--- start LISTING ---

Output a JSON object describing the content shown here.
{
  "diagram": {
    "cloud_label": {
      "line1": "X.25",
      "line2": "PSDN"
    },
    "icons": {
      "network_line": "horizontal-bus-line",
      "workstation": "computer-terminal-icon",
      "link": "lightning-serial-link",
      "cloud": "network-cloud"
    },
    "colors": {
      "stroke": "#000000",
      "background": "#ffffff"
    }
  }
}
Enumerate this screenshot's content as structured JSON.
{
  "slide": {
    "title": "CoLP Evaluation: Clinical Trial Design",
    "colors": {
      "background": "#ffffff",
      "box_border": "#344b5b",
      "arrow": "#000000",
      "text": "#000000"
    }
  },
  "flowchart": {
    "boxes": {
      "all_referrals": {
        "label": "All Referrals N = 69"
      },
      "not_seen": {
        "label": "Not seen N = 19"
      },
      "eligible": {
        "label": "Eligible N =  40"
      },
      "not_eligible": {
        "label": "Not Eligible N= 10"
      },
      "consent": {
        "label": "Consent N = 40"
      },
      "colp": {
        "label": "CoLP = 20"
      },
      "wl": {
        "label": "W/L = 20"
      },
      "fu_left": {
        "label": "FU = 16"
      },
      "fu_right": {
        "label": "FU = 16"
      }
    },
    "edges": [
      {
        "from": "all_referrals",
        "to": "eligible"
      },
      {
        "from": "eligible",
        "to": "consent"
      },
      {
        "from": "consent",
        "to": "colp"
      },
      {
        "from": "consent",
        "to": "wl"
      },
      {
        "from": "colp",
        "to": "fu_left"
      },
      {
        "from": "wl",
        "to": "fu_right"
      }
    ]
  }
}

--- end LISTING ---

Search the material above for "from". Pull out each line where it shows up.

        "from": "all_referrals",
        "from": "eligible",
        "from": "consent",
        "from": "consent",
        "from": "colp",
        "from": "wl",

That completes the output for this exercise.